▶ _Problem description_
Return the material below in full and exactly.
··· Material for this task ···
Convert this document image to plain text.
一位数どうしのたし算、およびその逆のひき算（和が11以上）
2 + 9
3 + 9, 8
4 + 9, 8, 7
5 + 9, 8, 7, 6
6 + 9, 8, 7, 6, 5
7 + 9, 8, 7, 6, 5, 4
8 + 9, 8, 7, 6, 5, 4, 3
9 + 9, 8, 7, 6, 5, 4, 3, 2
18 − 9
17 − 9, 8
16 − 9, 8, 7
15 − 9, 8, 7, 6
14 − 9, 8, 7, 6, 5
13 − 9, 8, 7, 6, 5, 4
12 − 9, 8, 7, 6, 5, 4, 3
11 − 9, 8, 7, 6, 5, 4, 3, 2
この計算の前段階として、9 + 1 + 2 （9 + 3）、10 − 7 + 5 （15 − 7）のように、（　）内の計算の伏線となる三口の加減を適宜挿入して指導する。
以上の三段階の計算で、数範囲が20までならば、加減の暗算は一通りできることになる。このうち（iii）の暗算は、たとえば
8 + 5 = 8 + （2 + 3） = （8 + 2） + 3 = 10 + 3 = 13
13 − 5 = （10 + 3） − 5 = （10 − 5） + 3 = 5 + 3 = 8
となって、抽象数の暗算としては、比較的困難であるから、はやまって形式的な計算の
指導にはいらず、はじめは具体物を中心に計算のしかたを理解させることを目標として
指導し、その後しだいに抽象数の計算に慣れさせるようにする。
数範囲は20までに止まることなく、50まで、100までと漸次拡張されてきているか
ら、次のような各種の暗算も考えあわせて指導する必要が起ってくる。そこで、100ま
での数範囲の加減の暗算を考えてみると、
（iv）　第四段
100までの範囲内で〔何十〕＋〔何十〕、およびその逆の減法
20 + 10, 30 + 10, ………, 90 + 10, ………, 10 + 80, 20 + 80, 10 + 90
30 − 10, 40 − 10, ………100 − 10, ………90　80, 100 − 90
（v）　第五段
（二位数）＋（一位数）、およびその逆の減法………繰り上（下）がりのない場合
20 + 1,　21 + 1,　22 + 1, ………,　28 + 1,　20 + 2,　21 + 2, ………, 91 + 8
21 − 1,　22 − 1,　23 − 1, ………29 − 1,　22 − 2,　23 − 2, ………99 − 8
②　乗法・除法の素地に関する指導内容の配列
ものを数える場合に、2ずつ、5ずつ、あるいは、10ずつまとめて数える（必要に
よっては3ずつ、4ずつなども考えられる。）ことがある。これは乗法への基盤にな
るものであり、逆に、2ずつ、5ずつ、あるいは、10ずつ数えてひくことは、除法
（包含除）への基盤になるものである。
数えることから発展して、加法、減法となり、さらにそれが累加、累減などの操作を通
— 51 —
···
▶ _Task result_
Convert this document image to plain text.
一位数どうしのたし算、およびその逆のひき算（和が11以上）
2 + 9
3 + 9, 8
4 + 9, 8, 7
5 + 9, 8, 7, 6
6 + 9, 8, 7, 6, 5
7 + 9, 8, 7, 6, 5, 4
8 + 9, 8, 7, 6, 5, 4, 3
9 + 9, 8, 7, 6, 5, 4, 3, 2
18 − 9
17 − 9, 8
16 − 9, 8, 7
15 − 9, 8, 7, 6
14 − 9, 8, 7, 6, 5
13 − 9, 8, 7, 6, 5, 4
12 − 9, 8, 7, 6, 5, 4, 3
11 − 9, 8, 7, 6, 5, 4, 3, 2
この計算の前段階として、9 + 1 + 2 （9 + 3）、10 − 7 + 5 （15 − 7）のように、（　）内の計算の伏線となる三口の加減を適宜挿入して指導する。
以上の三段階の計算で、数範囲が20までならば、加減の暗算は一通りできることになる。このうち（iii）の暗算は、たとえば
8 + 5 = 8 + （2 + 3） = （8 + 2） + 3 = 10 + 3 = 13
13 − 5 = （10 + 3） − 5 = （10 − 5） + 3 = 5 + 3 = 8
となって、抽象数の暗算としては、比較的困難であるから、はやまって形式的な計算の
指導にはいらず、はじめは具体物を中心に計算のしかたを理解させることを目標として
指導し、その後しだいに抽象数の計算に慣れさせるようにする。
数範囲は20までに止まることなく、50まで、100までと漸次拡張されてきているか
ら、次のような各種の暗算も考えあわせて指導する必要が起ってくる。そこで、100ま
での数範囲の加減の暗算を考えてみると、
（iv）　第四段
100までの範囲内で〔何十〕＋〔何十〕、およびその逆の減法
20 + 10, 30 + 10, ………, 90 + 10, ………, 10 + 80, 20 + 80, 10 + 90
30 − 10, 40 − 10, ………100 − 10, ………90　80, 100 − 90
（v）　第五段
（二位数）＋（一位数）、およびその逆の減法………繰り上（下）がりのない場合
20 + 1,　21 + 1,　22 + 1, ………,　28 + 1,　20 + 2,　21 + 2, ………, 91 + 8
21 − 1,　22 − 1,　23 − 1, ………29 − 1,　22 − 2,　23 − 2, ………99 − 8
②　乗法・除法の素地に関する指導内容の配列
ものを数える場合に、2ずつ、5ずつ、あるいは、10ずつまとめて数える（必要に
よっては3ずつ、4ずつなども考えられる。）ことがある。これは乗法への基盤にな
るものであり、逆に、2ずつ、5ずつ、あるいは、10ずつ数えてひくことは、除法
（包含除）への基盤になるものである。
数えることから発展して、加法、減法となり、さらにそれが累加、累減などの操作を通
— 51 —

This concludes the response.